--- START Input for this task ---
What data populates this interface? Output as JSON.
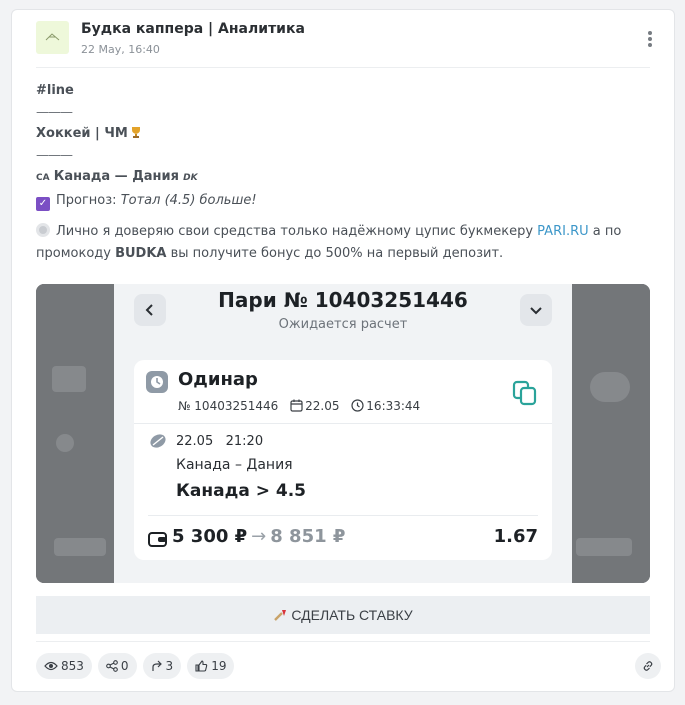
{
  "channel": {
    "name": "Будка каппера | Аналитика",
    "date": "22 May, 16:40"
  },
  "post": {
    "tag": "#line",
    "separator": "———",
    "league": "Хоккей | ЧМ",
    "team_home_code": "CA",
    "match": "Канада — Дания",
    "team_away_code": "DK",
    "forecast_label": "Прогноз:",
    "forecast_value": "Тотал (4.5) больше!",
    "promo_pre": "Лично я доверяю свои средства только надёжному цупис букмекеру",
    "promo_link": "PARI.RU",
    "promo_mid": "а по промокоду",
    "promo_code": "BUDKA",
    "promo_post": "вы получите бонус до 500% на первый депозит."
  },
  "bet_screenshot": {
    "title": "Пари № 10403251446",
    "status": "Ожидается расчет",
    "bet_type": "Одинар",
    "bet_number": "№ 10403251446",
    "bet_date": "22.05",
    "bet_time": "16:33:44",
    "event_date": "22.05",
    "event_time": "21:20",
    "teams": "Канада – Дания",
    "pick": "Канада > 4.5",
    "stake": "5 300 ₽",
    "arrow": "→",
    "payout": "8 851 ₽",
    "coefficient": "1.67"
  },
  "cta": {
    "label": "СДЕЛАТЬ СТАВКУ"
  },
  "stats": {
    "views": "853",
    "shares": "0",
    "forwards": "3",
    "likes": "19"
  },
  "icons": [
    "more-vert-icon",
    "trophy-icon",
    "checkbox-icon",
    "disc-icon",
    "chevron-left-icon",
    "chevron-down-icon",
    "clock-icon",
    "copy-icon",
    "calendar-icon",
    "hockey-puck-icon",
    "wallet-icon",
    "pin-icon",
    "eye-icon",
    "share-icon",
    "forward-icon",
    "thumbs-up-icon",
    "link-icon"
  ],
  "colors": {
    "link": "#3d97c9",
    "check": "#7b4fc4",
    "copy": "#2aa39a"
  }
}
--- END Input for this task ---
--- START Input for this task ---
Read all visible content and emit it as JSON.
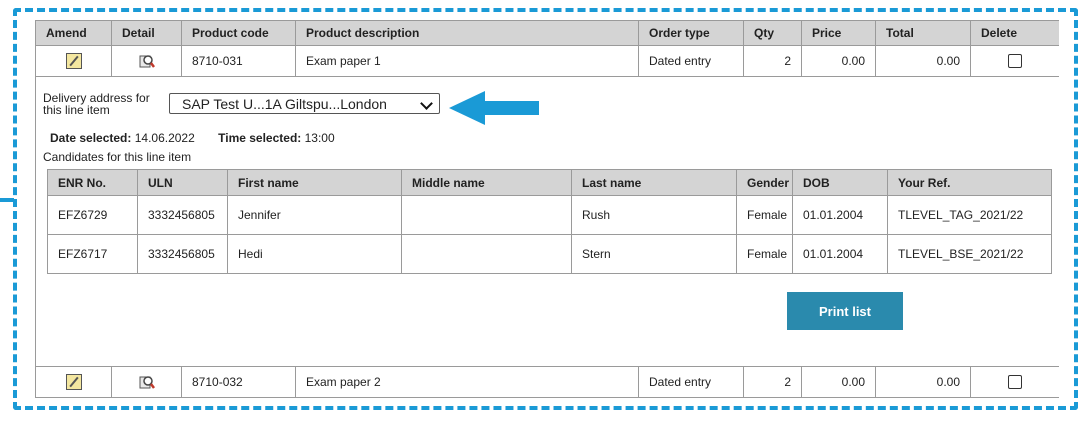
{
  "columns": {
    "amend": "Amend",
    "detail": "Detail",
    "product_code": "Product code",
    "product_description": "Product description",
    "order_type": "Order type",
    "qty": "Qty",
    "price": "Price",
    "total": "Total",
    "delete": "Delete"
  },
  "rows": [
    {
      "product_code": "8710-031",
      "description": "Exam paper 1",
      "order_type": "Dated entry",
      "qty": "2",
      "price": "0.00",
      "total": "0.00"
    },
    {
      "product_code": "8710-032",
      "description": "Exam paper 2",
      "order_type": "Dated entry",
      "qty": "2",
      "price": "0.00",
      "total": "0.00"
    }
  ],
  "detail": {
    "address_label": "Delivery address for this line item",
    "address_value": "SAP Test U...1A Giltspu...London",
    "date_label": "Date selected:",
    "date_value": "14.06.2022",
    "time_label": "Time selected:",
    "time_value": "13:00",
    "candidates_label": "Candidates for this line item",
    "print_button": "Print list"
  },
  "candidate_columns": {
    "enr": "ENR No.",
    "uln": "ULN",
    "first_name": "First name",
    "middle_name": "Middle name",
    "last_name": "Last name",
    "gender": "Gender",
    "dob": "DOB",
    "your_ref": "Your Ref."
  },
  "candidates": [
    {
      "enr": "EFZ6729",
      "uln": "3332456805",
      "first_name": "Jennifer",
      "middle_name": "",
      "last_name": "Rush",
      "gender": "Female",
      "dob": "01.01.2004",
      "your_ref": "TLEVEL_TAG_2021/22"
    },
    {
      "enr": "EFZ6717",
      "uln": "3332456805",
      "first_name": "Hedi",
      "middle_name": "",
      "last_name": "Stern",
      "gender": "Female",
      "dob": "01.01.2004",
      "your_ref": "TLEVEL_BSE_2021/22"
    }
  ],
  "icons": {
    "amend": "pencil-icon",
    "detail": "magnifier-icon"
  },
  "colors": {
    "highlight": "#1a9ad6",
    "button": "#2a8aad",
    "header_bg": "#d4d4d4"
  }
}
--- END Input for this task ---
▶ _Short problem_
Look through the data above. Copy every line with the string "JSON" in it.

▶ _Final result_
What data populates this interface? Output as JSON.
Read all visible content and emit it as JSON.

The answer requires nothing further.